■ INSTRUCTIONS FOR THE TASK
Check each line of the listing below for the string "this", and copy the ones that have it.

■ Entries with figure data
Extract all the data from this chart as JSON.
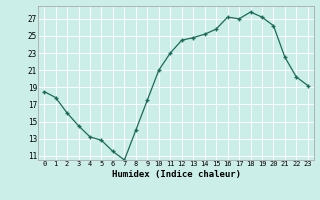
{
  "x": [
    0,
    1,
    2,
    3,
    4,
    5,
    6,
    7,
    8,
    9,
    10,
    11,
    12,
    13,
    14,
    15,
    16,
    17,
    18,
    19,
    20,
    21,
    22,
    23
  ],
  "y": [
    18.5,
    17.8,
    16.0,
    14.5,
    13.2,
    12.8,
    11.5,
    10.5,
    14.0,
    17.5,
    21.0,
    23.0,
    24.5,
    24.8,
    25.2,
    25.8,
    27.2,
    27.0,
    27.8,
    27.2,
    26.2,
    22.5,
    20.2,
    19.2
  ],
  "xlabel": "Humidex (Indice chaleur)",
  "xlim": [
    -0.5,
    23.5
  ],
  "ylim": [
    10.5,
    28.5
  ],
  "yticks": [
    11,
    13,
    15,
    17,
    19,
    21,
    23,
    25,
    27
  ],
  "xtick_labels": [
    "0",
    "1",
    "2",
    "3",
    "4",
    "5",
    "6",
    "7",
    "8",
    "9",
    "10",
    "11",
    "12",
    "13",
    "14",
    "15",
    "16",
    "17",
    "18",
    "19",
    "20",
    "21",
    "22",
    "23"
  ],
  "line_color": "#1a6b5a",
  "marker": "+",
  "bg_color": "#cceee8",
  "grid_color": "#ffffff",
  "grid_minor_color": "#e8f8f5",
  "border_color": "#aaaaaa"
}
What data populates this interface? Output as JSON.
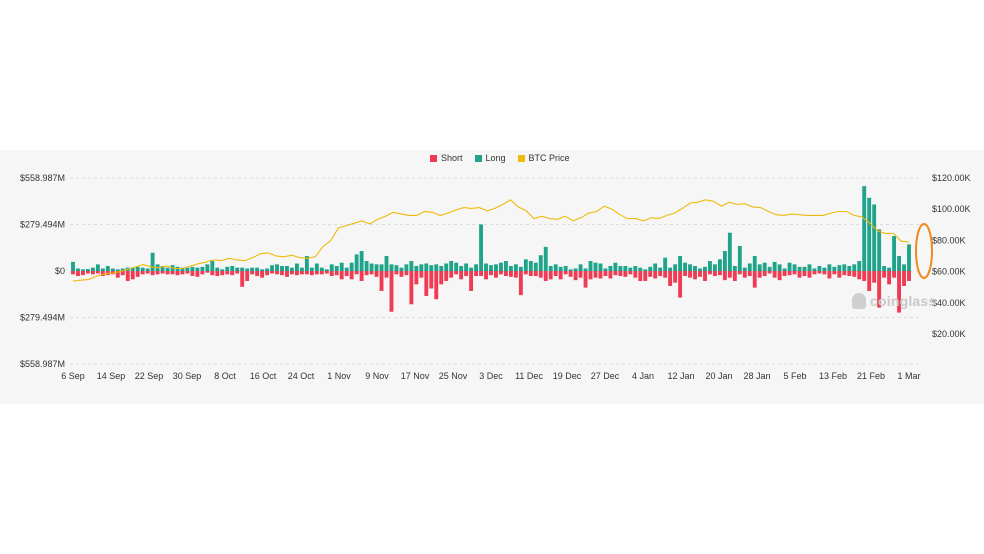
{
  "legend": {
    "short_label": "Short",
    "long_label": "Long",
    "price_label": "BTC Price"
  },
  "watermark": "coinglass",
  "colors": {
    "short": "#ef3b53",
    "long": "#1fa38a",
    "price": "#f0b90b",
    "highlight": "#f08a1d"
  },
  "chart_data": {
    "type": "bar",
    "title": "",
    "left_axis": {
      "ticks": [
        "$558.987M",
        "$279.494M",
        "$0",
        "$279.494M",
        "$558.987M"
      ],
      "values": [
        558.987,
        279.494,
        0,
        -279.494,
        -558.987
      ],
      "range": [
        -558.987,
        558.987
      ],
      "unit": "USD millions"
    },
    "right_axis": {
      "ticks": [
        "$120.00K",
        "$100.00K",
        "$80.00K",
        "$60.00K",
        "$40.00K",
        "$20.00K"
      ],
      "values": [
        120000,
        100000,
        80000,
        60000,
        40000,
        20000
      ],
      "range": [
        0,
        135000
      ],
      "unit": "USD"
    },
    "x_tick_labels": [
      "6 Sep",
      "14 Sep",
      "22 Sep",
      "30 Sep",
      "8 Oct",
      "16 Oct",
      "24 Oct",
      "1 Nov",
      "9 Nov",
      "17 Nov",
      "25 Nov",
      "3 Dec",
      "11 Dec",
      "19 Dec",
      "27 Dec",
      "4 Jan",
      "12 Jan",
      "20 Jan",
      "28 Jan",
      "5 Feb",
      "13 Feb",
      "21 Feb",
      "1 Mar"
    ],
    "x_tick_dates": [
      "2024-09-06",
      "2024-09-14",
      "2024-09-22",
      "2024-09-30",
      "2024-10-08",
      "2024-10-16",
      "2024-10-24",
      "2024-11-01",
      "2024-11-09",
      "2024-11-17",
      "2024-11-25",
      "2024-12-03",
      "2024-12-11",
      "2024-12-19",
      "2024-12-27",
      "2025-01-04",
      "2025-01-12",
      "2025-01-20",
      "2025-01-28",
      "2025-02-05",
      "2025-02-13",
      "2025-02-21",
      "2025-03-01"
    ],
    "start_date": "2024-09-06",
    "grid": true,
    "legend_position": "top-center",
    "series": [
      {
        "name": "Long",
        "values": [
          55,
          15,
          10,
          12,
          20,
          40,
          15,
          30,
          15,
          10,
          15,
          20,
          18,
          25,
          20,
          15,
          110,
          40,
          30,
          20,
          35,
          25,
          20,
          20,
          25,
          20,
          25,
          40,
          60,
          20,
          10,
          25,
          30,
          20,
          20,
          15,
          20,
          20,
          10,
          15,
          35,
          40,
          30,
          30,
          20,
          45,
          20,
          90,
          20,
          45,
          20,
          10,
          40,
          30,
          50,
          20,
          50,
          100,
          120,
          60,
          45,
          40,
          40,
          90,
          40,
          35,
          20,
          40,
          60,
          30,
          40,
          45,
          35,
          40,
          30,
          45,
          60,
          50,
          30,
          45,
          20,
          40,
          280,
          45,
          35,
          40,
          50,
          60,
          30,
          40,
          25,
          70,
          60,
          50,
          95,
          145,
          30,
          40,
          25,
          30,
          10,
          15,
          40,
          15,
          60,
          50,
          45,
          15,
          30,
          50,
          30,
          30,
          20,
          30,
          20,
          10,
          25,
          45,
          20,
          80,
          20,
          40,
          90,
          50,
          40,
          30,
          15,
          25,
          60,
          40,
          70,
          120,
          230,
          30,
          150,
          20,
          45,
          90,
          40,
          50,
          25,
          55,
          40,
          15,
          50,
          40,
          25,
          25,
          40,
          15,
          30,
          20,
          40,
          25,
          35,
          40,
          30,
          40,
          60,
          510,
          440,
          400,
          250,
          30,
          20,
          210,
          90,
          40,
          160
        ],
        "color": "#1fa38a"
      },
      {
        "name": "Short",
        "values": [
          20,
          30,
          25,
          15,
          20,
          15,
          30,
          25,
          20,
          40,
          25,
          60,
          50,
          35,
          20,
          15,
          25,
          20,
          15,
          20,
          20,
          25,
          20,
          15,
          30,
          35,
          20,
          10,
          25,
          30,
          25,
          20,
          25,
          15,
          95,
          60,
          20,
          30,
          40,
          25,
          15,
          20,
          25,
          35,
          20,
          25,
          20,
          20,
          25,
          20,
          20,
          15,
          30,
          25,
          50,
          30,
          50,
          20,
          60,
          25,
          20,
          35,
          120,
          40,
          245,
          20,
          35,
          25,
          200,
          80,
          40,
          150,
          105,
          170,
          80,
          60,
          40,
          20,
          50,
          30,
          120,
          30,
          30,
          50,
          25,
          40,
          20,
          30,
          35,
          40,
          145,
          20,
          30,
          30,
          40,
          60,
          50,
          30,
          50,
          20,
          35,
          55,
          40,
          100,
          50,
          40,
          45,
          30,
          45,
          25,
          30,
          35,
          20,
          40,
          60,
          60,
          35,
          45,
          30,
          40,
          90,
          70,
          160,
          30,
          40,
          50,
          35,
          60,
          20,
          30,
          25,
          55,
          40,
          60,
          20,
          40,
          30,
          100,
          40,
          30,
          15,
          40,
          55,
          30,
          25,
          20,
          40,
          30,
          40,
          20,
          15,
          20,
          45,
          20,
          40,
          25,
          30,
          35,
          50,
          60,
          120,
          70,
          220,
          40,
          80,
          40,
          250,
          90,
          60
        ],
        "color": "#ef3b53"
      },
      {
        "name": "BTC Price",
        "values": [
          54000,
          54500,
          55000,
          57000,
          58500,
          59000,
          60000,
          61500,
          63000,
          64500,
          63000,
          62500,
          63500,
          62000,
          62000,
          63500,
          65000,
          66000,
          67500,
          67000,
          68500,
          67500,
          67000,
          69000,
          71500,
          72000,
          70000,
          69500,
          70500,
          69000,
          68500,
          69500,
          76000,
          80000,
          88000,
          89500,
          91000,
          92500,
          90500,
          93500,
          95500,
          98000,
          97000,
          96000,
          96000,
          98500,
          98000,
          96000,
          97500,
          99500,
          101000,
          100500,
          101000,
          99000,
          100500,
          103000,
          106000,
          101500,
          99000,
          94000,
          95500,
          94000,
          93500,
          95500,
          92500,
          94500,
          97500,
          98500,
          102000,
          100000,
          96500,
          94000,
          94000,
          92500,
          94500,
          94000,
          96000,
          97500,
          100500,
          104000,
          104500,
          106000,
          105000,
          102000,
          104500,
          103000,
          103500,
          101500,
          101000,
          98500,
          96500,
          96000,
          97000,
          96500,
          96000,
          96000,
          96000,
          97500,
          98500,
          98500,
          96000,
          95000,
          91000,
          86000,
          84500,
          84500,
          79500,
          79000
        ],
        "color": "#f0b90b"
      }
    ]
  }
}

■ FULL SOLUTION
Extract all the data from this chart as JSON.
What data populates this interface? Output as JSON.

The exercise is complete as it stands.